Source data:
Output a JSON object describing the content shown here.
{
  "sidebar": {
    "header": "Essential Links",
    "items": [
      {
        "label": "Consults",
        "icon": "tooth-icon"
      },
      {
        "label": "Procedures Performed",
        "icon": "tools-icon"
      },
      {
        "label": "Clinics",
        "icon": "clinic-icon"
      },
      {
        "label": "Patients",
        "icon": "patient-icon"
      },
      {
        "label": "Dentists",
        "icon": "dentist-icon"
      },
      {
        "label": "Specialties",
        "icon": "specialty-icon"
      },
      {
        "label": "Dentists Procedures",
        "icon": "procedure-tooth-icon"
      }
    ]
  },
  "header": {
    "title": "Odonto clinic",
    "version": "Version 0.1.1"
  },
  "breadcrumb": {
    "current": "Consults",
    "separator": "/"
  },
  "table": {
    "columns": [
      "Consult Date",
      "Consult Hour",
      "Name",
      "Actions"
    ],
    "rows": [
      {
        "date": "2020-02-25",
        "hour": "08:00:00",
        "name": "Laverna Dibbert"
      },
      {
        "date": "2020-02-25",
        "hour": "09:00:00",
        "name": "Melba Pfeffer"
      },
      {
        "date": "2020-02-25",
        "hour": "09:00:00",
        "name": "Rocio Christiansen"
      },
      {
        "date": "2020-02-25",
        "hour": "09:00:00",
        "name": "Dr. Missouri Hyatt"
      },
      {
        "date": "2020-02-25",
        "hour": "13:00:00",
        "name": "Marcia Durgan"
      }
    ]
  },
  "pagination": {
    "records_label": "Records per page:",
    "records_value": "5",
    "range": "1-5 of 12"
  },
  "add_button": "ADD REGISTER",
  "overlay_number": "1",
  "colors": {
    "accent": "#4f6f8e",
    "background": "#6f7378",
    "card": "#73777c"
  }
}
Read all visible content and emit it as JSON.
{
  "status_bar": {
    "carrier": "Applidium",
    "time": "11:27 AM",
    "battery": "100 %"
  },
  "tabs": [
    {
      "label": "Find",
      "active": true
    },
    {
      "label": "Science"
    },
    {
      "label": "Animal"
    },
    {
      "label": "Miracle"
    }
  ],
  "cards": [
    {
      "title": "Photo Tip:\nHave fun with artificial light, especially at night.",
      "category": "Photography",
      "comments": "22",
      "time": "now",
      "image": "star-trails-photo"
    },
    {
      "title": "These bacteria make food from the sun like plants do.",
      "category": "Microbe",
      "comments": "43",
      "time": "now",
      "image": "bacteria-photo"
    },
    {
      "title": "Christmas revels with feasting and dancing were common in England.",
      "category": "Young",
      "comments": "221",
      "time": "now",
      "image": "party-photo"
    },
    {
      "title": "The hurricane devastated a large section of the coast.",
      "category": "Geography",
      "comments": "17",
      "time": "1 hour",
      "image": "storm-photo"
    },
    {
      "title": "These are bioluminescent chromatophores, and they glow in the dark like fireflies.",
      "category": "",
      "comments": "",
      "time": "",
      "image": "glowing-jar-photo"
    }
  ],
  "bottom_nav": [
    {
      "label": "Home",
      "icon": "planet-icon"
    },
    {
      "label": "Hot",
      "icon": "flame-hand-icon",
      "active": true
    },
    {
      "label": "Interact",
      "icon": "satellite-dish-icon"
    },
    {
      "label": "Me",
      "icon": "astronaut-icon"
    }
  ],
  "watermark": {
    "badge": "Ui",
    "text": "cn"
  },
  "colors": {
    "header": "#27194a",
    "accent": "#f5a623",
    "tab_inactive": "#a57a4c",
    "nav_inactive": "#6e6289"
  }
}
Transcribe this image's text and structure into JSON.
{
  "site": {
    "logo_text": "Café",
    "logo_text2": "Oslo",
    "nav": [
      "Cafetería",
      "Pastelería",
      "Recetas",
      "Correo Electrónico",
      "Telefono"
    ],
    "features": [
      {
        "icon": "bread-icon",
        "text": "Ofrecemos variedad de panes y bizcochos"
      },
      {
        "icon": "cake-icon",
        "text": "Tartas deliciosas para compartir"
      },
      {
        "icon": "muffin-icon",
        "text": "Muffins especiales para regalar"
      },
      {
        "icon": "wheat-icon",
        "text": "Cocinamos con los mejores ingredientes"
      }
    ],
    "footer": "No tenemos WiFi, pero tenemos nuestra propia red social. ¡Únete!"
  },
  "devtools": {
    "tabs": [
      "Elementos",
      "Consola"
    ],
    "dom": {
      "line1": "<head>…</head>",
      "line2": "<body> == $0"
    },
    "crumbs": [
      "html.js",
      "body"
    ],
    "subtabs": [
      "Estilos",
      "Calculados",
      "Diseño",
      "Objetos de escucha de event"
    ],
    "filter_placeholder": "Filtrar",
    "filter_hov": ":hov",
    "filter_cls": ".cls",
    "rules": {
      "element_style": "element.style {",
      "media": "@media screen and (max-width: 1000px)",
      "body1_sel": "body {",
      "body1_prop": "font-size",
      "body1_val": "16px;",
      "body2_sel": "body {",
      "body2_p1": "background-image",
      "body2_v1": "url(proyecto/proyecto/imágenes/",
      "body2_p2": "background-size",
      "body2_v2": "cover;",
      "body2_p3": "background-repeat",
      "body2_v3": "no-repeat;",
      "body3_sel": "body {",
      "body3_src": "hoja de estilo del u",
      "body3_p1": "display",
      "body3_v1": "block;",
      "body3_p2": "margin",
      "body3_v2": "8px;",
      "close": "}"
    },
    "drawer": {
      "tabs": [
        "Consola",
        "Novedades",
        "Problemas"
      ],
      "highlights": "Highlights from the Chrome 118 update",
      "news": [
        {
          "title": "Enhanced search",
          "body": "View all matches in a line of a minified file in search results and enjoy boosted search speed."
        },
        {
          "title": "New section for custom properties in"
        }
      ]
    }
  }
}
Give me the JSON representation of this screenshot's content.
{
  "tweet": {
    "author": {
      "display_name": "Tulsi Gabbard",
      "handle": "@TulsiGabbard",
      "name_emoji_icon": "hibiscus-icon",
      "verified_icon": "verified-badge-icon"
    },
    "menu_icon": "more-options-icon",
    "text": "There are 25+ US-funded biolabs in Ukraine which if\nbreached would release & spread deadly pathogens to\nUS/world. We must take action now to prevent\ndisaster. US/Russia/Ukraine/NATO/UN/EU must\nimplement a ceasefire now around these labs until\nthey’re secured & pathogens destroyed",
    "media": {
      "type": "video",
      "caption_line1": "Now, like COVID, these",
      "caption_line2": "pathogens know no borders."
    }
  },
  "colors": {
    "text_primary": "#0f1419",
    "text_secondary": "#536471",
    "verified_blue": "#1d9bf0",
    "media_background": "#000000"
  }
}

§ WHAT YOU HAVE TO DO
Your response should consist of the records, printed exactly.

§ EXERCISE OUTPUT
Output a JSON object describing the content shown here.
{
  "sidebar": {
    "header": "Essential Links",
    "items": [
      {
        "label": "Consults",
        "icon": "tooth-icon"
      },
      {
        "label": "Procedures Performed",
        "icon": "tools-icon"
      },
      {
        "label": "Clinics",
        "icon": "clinic-icon"
      },
      {
        "label": "Patients",
        "icon": "patient-icon"
      },
      {
        "label": "Dentists",
        "icon": "dentist-icon"
      },
      {
        "label": "Specialties",
        "icon": "specialty-icon"
      },
      {
        "label": "Dentists Procedures",
        "icon": "procedure-tooth-icon"
      }
    ]
  },
  "header": {
    "title": "Odonto clinic",
    "version": "Version 0.1.1"
  },
  "breadcrumb": {
    "current": "Consults",
    "separator": "/"
  },
  "table": {
    "columns": [
      "Consult Date",
      "Consult Hour",
      "Name",
      "Actions"
    ],
    "rows": [
      {
        "date": "2020-02-25",
        "hour": "08:00:00",
        "name": "Laverna Dibbert"
      },
      {
        "date": "2020-02-25",
        "hour": "09:00:00",
        "name": "Melba Pfeffer"
      },
      {
        "date": "2020-02-25",
        "hour": "09:00:00",
        "name": "Rocio Christiansen"
      },
      {
        "date": "2020-02-25",
        "hour": "09:00:00",
        "name": "Dr. Missouri Hyatt"
      },
      {
        "date": "2020-02-25",
        "hour": "13:00:00",
        "name": "Marcia Durgan"
      }
    ]
  },
  "pagination": {
    "records_label": "Records per page:",
    "records_value": "5",
    "range": "1-5 of 12"
  },
  "add_button": "ADD REGISTER",
  "overlay_number": "1",
  "colors": {
    "accent": "#4f6f8e",
    "background": "#6f7378",
    "card": "#73777c"
  }
}
Read all visible content and emit it as JSON.
{
  "status_bar": {
    "carrier": "Applidium",
    "time": "11:27 AM",
    "battery": "100 %"
  },
  "tabs": [
    {
      "label": "Find",
      "active": true
    },
    {
      "label": "Science"
    },
    {
      "label": "Animal"
    },
    {
      "label": "Miracle"
    }
  ],
  "cards": [
    {
      "title": "Photo Tip:\nHave fun with artificial light, especially at night.",
      "category": "Photography",
      "comments": "22",
      "time": "now",
      "image": "star-trails-photo"
    },
    {
      "title": "These bacteria make food from the sun like plants do.",
      "category": "Microbe",
      "comments": "43",
      "time": "now",
      "image": "bacteria-photo"
    },
    {
      "title": "Christmas revels with feasting and dancing were common in England.",
      "category": "Young",
      "comments": "221",
      "time": "now",
      "image": "party-photo"
    },
    {
      "title": "The hurricane devastated a large section of the coast.",
      "category": "Geography",
      "comments": "17",
      "time": "1 hour",
      "image": "storm-photo"
    },
    {
      "title": "These are bioluminescent chromatophores, and they glow in the dark like fireflies.",
      "category": "",
      "comments": "",
      "time": "",
      "image": "glowing-jar-photo"
    }
  ],
  "bottom_nav": [
    {
      "label": "Home",
      "icon": "planet-icon"
    },
    {
      "label": "Hot",
      "icon": "flame-hand-icon",
      "active": true
    },
    {
      "label": "Interact",
      "icon": "satellite-dish-icon"
    },
    {
      "label": "Me",
      "icon": "astronaut-icon"
    }
  ],
  "watermark": {
    "badge": "Ui",
    "text": "cn"
  },
  "colors": {
    "header": "#27194a",
    "accent": "#f5a623",
    "tab_inactive": "#a57a4c",
    "nav_inactive": "#6e6289"
  }
}
Transcribe this image's text and structure into JSON.
{
  "site": {
    "logo_text": "Café",
    "logo_text2": "Oslo",
    "nav": [
      "Cafetería",
      "Pastelería",
      "Recetas",
      "Correo Electrónico",
      "Telefono"
    ],
    "features": [
      {
        "icon": "bread-icon",
        "text": "Ofrecemos variedad de panes y bizcochos"
      },
      {
        "icon": "cake-icon",
        "text": "Tartas deliciosas para compartir"
      },
      {
        "icon": "muffin-icon",
        "text": "Muffins especiales para regalar"
      },
      {
        "icon": "wheat-icon",
        "text": "Cocinamos con los mejores ingredientes"
      }
    ],
    "footer": "No tenemos WiFi, pero tenemos nuestra propia red social. ¡Únete!"
  },
  "devtools": {
    "tabs": [
      "Elementos",
      "Consola"
    ],
    "dom": {
      "line1": "<head>…</head>",
      "line2": "<body> == $0"
    },
    "crumbs": [
      "html.js",
      "body"
    ],
    "subtabs": [
      "Estilos",
      "Calculados",
      "Diseño",
      "Objetos de escucha de event"
    ],
    "filter_placeholder": "Filtrar",
    "filter_hov": ":hov",
    "filter_cls": ".cls",
    "rules": {
      "element_style": "element.style {",
      "media": "@media screen and (max-width: 1000px)",
      "body1_sel": "body {",
      "body1_prop": "font-size",
      "body1_val": "16px;",
      "body2_sel": "body {",
      "body2_p1": "background-image",
      "body2_v1": "url(proyecto/proyecto/imágenes/",
      "body2_p2": "background-size",
      "body2_v2": "cover;",
      "body2_p3": "background-repeat",
      "body2_v3": "no-repeat;",
      "body3_sel": "body {",
      "body3_src": "hoja de estilo del u",
      "body3_p1": "display",
      "body3_v1": "block;",
      "body3_p2": "margin",
      "body3_v2": "8px;",
      "close": "}"
    },
    "drawer": {
      "tabs": [
        "Consola",
        "Novedades",
        "Problemas"
      ],
      "highlights": "Highlights from the Chrome 118 update",
      "news": [
        {
          "title": "Enhanced search",
          "body": "View all matches in a line of a minified file in search results and enjoy boosted search speed."
        },
        {
          "title": "New section for custom properties in"
        }
      ]
    }
  }
}
Give me the JSON representation of this screenshot's content.
{
  "tweet": {
    "author": {
      "display_name": "Tulsi Gabbard",
      "handle": "@TulsiGabbard",
      "name_emoji_icon": "hibiscus-icon",
      "verified_icon": "verified-badge-icon"
    },
    "menu_icon": "more-options-icon",
    "text": "There are 25+ US-funded biolabs in Ukraine which if\nbreached would release & spread deadly pathogens to\nUS/world. We must take action now to prevent\ndisaster. US/Russia/Ukraine/NATO/UN/EU must\nimplement a ceasefire now around these labs until\nthey’re secured & pathogens destroyed",
    "media": {
      "type": "video",
      "caption_line1": "Now, like COVID, these",
      "caption_line2": "pathogens know no borders."
    }
  },
  "colors": {
    "text_primary": "#0f1419",
    "text_secondary": "#536471",
    "verified_blue": "#1d9bf0",
    "media_background": "#000000"
  }
}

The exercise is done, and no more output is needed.